◆ EXERCISE DESCRIPTION ◆
Set down the full listing exactly as given. Any pictures are to be left out.

◆ RAW DATA ◆
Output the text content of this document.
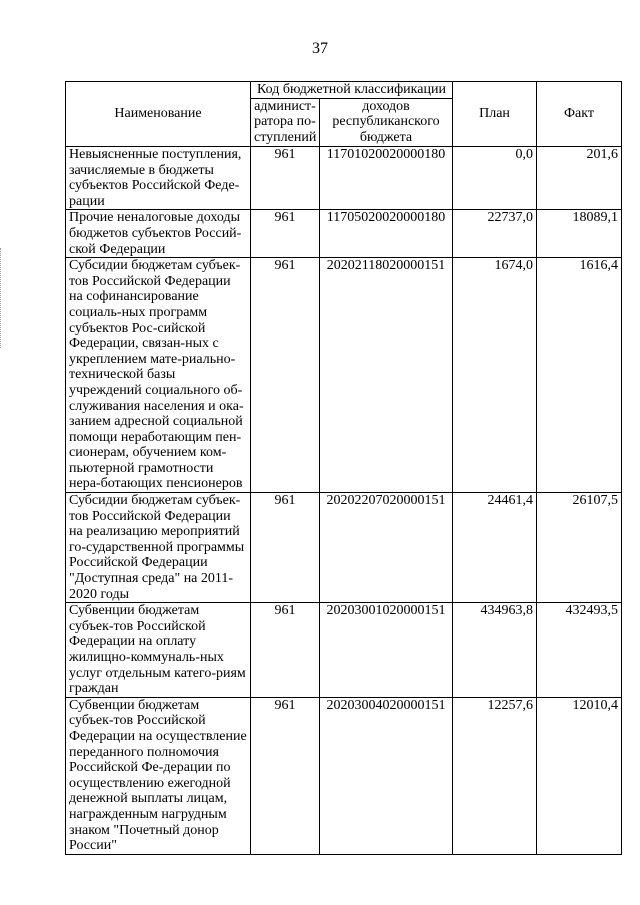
37
Наименование	Код бюджетной классификации		План	Факт
	админист-ратора по-ступлений	доходов республиканского бюджета		
Невыясненные поступления, зачисляемые в бюджеты субъектов Российской Феде-рации	961	11701020020000180	0,0	201,6
Прочие неналоговые доходы бюджетов субъектов Россий-ской Федерации	961	11705020020000180	22737,0	18089,1
Субсидии бюджетам субъек-тов Российской Федерации на софинансирование социаль-ных программ субъектов Рос-сийской Федерации, связан-ных с укреплением мате-риально-технической базы учреждений социального об-служивания населения и ока-занием адресной социальной помощи неработающим пен-сионерам, обучением ком-пьютерной грамотности нера-ботающих пенсионеров	961	20202118020000151	1674,0	1616,4
Субсидии бюджетам субъек-тов Российской Федерации на реализацию мероприятий го-сударственной программы Российской Федерации "Доступная среда" на 2011-2020 годы	961	20202207020000151	24461,4	26107,5
Субвенции бюджетам субъек-тов Российской Федерации на оплату жилищно-коммуналь-ных услуг отдельным катего-риям граждан	961	20203001020000151	434963,8	432493,5
Субвенции бюджетам субъек-тов Российской Федерации на осуществление переданного полномочия Российской Фе-дерации по осуществлению ежегодной денежной выплаты лицам, награжденным нагрудным знаком "Почетный донор России"	961	20203004020000151	12257,6	12010,4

◆ ANSWER TO THIS TASK ◆
Output the text content of this document.
37
Наименование	Код бюджетной классификации		План	Факт
	админист-ратора по-ступлений	доходов республиканского бюджета		
Невыясненные поступления, зачисляемые в бюджеты субъектов Российской Феде-рации	961	11701020020000180	0,0	201,6
Прочие неналоговые доходы бюджетов субъектов Россий-ской Федерации	961	11705020020000180	22737,0	18089,1
Субсидии бюджетам субъек-тов Российской Федерации на софинансирование социаль-ных программ субъектов Рос-сийской Федерации, связан-ных с укреплением мате-риально-технической базы учреждений социального об-служивания населения и ока-занием адресной социальной помощи неработающим пен-сионерам, обучением ком-пьютерной грамотности нера-ботающих пенсионеров	961	20202118020000151	1674,0	1616,4
Субсидии бюджетам субъек-тов Российской Федерации на реализацию мероприятий го-сударственной программы Российской Федерации "Доступная среда" на 2011-2020 годы	961	20202207020000151	24461,4	26107,5
Субвенции бюджетам субъек-тов Российской Федерации на оплату жилищно-коммуналь-ных услуг отдельным катего-риям граждан	961	20203001020000151	434963,8	432493,5
Субвенции бюджетам субъек-тов Российской Федерации на осуществление переданного полномочия Российской Фе-дерации по осуществлению ежегодной денежной выплаты лицам, награжденным нагрудным знаком "Почетный донор России"	961	20203004020000151	12257,6	12010,4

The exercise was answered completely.